What you are asked to do: Retype each of the following entries with no changes at all.

Box coordinate listings:
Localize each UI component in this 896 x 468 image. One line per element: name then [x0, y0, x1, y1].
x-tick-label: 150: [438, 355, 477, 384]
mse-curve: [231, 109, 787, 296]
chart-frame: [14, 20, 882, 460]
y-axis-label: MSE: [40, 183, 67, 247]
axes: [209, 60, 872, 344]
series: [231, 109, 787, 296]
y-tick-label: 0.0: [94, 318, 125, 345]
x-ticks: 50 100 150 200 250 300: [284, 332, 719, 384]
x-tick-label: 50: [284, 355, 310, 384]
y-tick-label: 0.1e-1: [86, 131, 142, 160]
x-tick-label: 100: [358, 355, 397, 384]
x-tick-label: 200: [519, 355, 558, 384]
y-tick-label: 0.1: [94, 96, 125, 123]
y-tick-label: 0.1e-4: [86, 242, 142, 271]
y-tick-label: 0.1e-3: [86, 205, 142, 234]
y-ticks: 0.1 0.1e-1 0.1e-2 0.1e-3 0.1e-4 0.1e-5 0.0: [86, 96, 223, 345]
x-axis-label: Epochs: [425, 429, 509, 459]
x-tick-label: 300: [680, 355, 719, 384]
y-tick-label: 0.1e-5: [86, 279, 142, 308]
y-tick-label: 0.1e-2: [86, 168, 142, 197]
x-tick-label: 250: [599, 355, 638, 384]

Response to this exercise:
Localize each UI component in this 896 x 468 image. One line per element: name then [x0, y0, x1, y1].
x-tick-label: 150: [438, 355, 477, 384]
mse-curve: [231, 109, 787, 296]
chart-frame: [14, 20, 882, 460]
y-axis-label: MSE: [40, 183, 67, 247]
axes: [209, 60, 872, 344]
series: [231, 109, 787, 296]
y-tick-label: 0.0: [94, 318, 125, 345]
x-ticks: 50 100 150 200 250 300: [284, 332, 719, 384]
x-tick-label: 50: [284, 355, 310, 384]
y-tick-label: 0.1e-1: [86, 131, 142, 160]
x-tick-label: 100: [358, 355, 397, 384]
x-tick-label: 200: [519, 355, 558, 384]
y-tick-label: 0.1: [94, 96, 125, 123]
y-tick-label: 0.1e-4: [86, 242, 142, 271]
y-tick-label: 0.1e-3: [86, 205, 142, 234]
y-ticks: 0.1 0.1e-1 0.1e-2 0.1e-3 0.1e-4 0.1e-5 0.0: [86, 96, 223, 345]
x-axis-label: Epochs: [425, 429, 509, 459]
x-tick-label: 300: [680, 355, 719, 384]
y-tick-label: 0.1e-5: [86, 279, 142, 308]
y-tick-label: 0.1e-2: [86, 168, 142, 197]
x-tick-label: 250: [599, 355, 638, 384]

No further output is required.